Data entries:
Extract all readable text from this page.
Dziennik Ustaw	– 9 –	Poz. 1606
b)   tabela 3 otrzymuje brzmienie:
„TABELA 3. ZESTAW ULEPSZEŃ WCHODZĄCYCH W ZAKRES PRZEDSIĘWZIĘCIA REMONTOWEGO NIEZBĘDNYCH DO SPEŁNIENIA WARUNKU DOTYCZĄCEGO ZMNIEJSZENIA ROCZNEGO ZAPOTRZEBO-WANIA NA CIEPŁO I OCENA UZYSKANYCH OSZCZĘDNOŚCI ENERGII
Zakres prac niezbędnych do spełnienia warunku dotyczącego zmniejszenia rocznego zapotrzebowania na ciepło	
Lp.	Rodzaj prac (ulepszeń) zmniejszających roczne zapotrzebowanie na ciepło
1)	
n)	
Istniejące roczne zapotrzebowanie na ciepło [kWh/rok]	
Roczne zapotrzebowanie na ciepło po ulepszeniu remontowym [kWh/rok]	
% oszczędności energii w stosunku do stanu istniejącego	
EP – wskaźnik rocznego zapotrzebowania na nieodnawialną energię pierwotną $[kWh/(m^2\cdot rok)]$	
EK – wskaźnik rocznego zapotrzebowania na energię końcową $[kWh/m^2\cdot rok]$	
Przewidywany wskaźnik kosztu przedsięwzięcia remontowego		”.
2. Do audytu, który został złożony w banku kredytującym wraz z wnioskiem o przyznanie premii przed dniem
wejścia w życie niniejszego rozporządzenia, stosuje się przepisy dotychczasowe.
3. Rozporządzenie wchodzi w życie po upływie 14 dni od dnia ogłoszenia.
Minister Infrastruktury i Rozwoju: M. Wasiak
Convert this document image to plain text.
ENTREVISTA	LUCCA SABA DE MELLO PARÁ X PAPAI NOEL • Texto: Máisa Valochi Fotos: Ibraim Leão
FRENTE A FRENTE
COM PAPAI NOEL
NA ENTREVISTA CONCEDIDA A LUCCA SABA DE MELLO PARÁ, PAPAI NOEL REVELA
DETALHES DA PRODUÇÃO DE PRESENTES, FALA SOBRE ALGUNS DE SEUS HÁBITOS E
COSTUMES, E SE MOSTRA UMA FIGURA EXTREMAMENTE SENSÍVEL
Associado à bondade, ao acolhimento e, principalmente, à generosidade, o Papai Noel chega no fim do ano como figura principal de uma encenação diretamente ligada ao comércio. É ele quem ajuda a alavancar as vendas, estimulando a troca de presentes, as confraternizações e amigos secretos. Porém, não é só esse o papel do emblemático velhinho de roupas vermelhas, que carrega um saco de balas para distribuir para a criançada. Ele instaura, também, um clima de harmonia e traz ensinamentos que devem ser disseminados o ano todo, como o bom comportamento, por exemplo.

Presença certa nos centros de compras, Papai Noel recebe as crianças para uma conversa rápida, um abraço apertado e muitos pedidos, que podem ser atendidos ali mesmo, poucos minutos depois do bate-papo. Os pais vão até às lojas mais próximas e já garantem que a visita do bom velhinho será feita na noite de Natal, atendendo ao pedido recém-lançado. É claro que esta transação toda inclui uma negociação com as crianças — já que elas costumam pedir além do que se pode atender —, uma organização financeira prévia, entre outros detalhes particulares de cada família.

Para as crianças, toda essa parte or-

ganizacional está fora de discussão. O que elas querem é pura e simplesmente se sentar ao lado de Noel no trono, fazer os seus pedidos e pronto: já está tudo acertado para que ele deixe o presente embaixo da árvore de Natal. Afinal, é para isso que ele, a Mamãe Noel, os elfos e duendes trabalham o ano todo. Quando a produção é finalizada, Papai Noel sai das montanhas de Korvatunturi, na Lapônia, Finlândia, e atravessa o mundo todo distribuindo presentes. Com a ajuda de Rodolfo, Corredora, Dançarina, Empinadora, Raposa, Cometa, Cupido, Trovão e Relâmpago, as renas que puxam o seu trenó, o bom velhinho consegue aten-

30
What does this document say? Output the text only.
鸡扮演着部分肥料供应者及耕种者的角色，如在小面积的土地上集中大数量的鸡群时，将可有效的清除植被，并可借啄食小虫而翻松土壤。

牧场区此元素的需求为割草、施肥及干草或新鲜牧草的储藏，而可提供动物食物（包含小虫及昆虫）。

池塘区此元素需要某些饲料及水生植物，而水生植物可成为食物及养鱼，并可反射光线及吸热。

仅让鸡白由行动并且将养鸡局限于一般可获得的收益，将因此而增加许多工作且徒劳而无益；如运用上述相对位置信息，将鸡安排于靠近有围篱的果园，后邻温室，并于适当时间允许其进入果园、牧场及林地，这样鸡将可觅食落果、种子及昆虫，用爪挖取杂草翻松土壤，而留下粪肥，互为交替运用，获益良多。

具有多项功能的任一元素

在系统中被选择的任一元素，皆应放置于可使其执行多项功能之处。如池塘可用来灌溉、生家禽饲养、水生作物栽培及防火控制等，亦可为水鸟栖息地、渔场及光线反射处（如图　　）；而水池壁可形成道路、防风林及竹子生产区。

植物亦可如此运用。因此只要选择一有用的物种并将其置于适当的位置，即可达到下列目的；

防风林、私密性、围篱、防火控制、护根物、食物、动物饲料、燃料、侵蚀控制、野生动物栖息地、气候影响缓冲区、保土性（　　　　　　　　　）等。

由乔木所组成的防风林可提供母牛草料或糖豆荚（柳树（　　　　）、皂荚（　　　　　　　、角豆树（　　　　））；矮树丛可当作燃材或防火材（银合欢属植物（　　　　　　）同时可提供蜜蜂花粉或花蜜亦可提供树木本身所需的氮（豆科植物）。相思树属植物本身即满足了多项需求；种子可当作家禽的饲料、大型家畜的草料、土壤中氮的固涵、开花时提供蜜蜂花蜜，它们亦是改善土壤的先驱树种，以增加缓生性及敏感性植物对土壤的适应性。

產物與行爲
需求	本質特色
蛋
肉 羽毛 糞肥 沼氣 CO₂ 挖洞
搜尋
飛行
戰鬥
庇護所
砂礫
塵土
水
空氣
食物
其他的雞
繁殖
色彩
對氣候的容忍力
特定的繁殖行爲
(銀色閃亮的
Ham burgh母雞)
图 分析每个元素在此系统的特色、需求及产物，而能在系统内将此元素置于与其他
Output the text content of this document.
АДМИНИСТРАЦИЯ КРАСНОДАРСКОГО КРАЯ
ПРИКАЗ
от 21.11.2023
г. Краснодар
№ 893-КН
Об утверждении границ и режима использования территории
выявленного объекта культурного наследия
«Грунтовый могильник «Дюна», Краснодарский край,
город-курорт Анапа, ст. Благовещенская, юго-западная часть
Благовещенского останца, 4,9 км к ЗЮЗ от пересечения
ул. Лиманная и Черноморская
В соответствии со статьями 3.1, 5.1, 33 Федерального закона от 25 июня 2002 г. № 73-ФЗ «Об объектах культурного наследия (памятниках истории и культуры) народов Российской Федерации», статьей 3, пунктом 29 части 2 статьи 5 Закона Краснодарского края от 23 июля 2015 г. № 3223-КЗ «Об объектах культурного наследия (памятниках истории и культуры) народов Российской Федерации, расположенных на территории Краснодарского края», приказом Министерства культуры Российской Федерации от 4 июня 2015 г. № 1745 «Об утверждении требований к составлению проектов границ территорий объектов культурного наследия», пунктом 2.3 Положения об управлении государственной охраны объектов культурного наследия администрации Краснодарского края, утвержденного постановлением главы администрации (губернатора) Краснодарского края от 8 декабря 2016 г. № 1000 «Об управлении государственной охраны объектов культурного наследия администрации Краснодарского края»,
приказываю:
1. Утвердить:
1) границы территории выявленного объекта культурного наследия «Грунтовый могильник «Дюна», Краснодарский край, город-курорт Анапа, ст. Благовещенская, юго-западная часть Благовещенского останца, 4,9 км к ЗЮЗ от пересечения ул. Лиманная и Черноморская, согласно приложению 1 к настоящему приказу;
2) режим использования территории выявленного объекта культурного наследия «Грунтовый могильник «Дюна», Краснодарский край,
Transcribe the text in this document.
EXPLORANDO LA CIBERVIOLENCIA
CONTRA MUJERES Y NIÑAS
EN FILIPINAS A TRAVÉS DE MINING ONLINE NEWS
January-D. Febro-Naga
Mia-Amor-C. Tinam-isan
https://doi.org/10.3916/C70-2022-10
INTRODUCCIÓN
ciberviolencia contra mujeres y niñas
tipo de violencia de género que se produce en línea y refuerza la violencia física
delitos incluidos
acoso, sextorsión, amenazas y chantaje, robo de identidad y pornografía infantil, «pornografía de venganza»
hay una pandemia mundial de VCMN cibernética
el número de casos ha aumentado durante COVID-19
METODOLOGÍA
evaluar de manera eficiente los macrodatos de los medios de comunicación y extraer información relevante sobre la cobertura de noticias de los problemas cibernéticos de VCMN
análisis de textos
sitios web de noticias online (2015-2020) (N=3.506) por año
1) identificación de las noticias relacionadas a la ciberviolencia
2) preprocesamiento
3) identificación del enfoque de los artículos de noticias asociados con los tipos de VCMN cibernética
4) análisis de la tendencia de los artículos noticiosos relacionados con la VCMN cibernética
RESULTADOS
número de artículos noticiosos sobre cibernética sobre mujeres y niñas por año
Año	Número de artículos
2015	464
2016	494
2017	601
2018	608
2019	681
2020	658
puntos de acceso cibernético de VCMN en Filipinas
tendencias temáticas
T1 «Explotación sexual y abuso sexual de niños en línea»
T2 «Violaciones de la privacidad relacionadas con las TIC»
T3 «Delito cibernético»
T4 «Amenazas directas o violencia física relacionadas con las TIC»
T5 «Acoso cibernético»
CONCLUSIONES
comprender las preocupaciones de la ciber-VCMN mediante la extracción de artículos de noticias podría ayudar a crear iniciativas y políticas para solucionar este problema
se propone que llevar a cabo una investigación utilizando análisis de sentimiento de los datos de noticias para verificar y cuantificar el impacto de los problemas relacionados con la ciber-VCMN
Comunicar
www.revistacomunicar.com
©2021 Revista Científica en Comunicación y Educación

THE REQUEST:
Pick out each line in the material containing "cdot".

TASK RESULT:
EP – wskaźnik rocznego zapotrzebowania na nieodnawialną energię pierwotną $[kWh/(m^2\cdot rok)]$	
EK – wskaźnik rocznego zapotrzebowania na energię końcową $[kWh/m^2\cdot rok]$	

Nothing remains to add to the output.